▸ **What you are asked to do**
Extract every line of the material that holds the string "Show".

══ Material provided

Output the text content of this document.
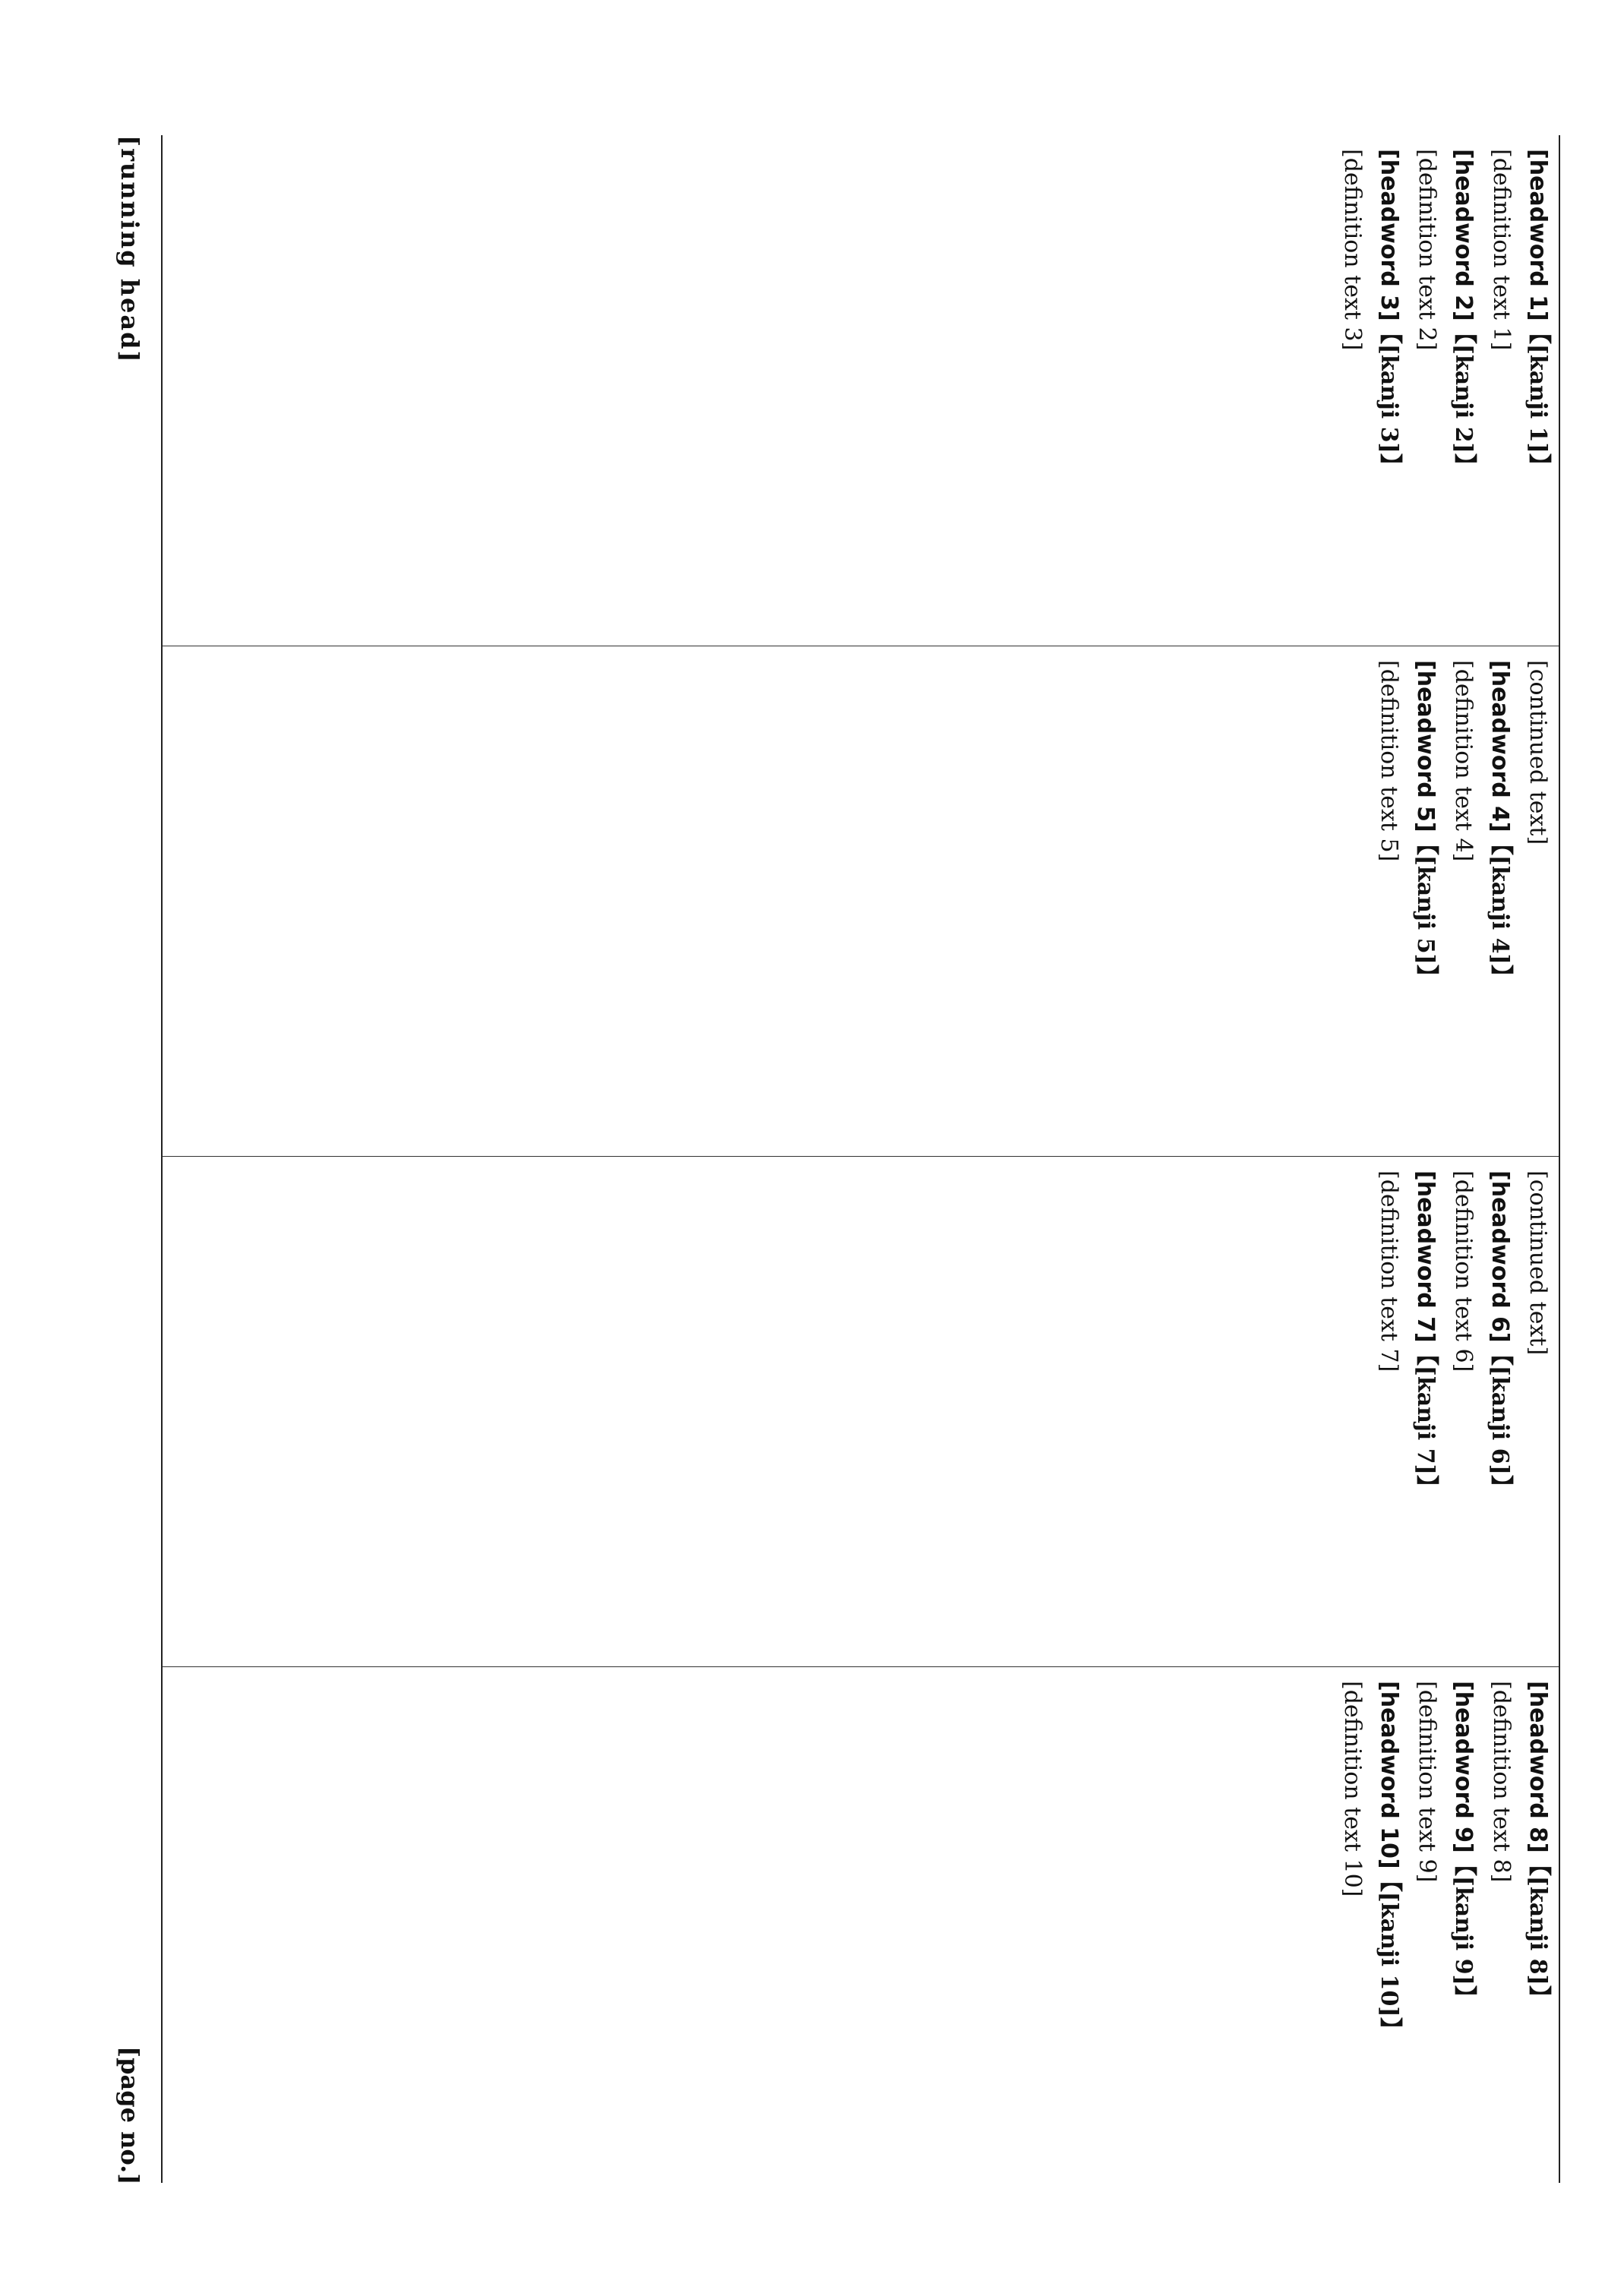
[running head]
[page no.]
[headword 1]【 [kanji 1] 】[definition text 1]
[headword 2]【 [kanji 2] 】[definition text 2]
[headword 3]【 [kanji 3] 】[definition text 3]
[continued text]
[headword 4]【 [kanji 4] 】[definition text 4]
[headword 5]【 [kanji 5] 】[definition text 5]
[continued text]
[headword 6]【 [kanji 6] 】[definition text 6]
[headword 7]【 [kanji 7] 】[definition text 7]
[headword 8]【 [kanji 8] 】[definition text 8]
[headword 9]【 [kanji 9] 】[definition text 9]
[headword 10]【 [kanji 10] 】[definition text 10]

════
══ Material provided

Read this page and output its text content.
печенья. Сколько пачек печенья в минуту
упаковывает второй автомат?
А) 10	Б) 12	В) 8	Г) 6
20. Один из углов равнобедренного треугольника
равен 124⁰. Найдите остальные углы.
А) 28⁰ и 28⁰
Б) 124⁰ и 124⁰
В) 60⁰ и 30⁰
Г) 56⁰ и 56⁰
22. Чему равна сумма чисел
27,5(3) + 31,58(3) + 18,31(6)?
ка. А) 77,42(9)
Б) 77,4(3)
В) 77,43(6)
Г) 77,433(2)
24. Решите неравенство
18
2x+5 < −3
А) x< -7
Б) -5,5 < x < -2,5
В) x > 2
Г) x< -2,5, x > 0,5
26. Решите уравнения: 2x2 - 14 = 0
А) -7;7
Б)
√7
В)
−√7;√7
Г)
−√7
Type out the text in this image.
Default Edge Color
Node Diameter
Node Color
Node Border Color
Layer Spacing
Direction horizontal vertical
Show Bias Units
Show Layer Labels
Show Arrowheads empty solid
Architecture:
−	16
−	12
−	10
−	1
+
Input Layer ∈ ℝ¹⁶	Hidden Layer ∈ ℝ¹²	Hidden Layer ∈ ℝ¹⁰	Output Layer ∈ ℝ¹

════
══ Material provided

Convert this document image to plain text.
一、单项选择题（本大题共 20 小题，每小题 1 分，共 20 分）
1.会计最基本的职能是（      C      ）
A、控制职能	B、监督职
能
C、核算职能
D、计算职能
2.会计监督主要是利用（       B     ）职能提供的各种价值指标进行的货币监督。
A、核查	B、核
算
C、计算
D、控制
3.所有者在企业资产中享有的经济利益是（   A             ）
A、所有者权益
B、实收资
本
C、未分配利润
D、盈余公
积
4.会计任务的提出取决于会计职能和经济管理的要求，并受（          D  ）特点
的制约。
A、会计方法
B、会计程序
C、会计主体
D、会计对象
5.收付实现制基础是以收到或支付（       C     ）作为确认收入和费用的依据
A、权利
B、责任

════

▸ **In response**
Show Bias Units
Show Layer Labels
Show Arrowheads empty solid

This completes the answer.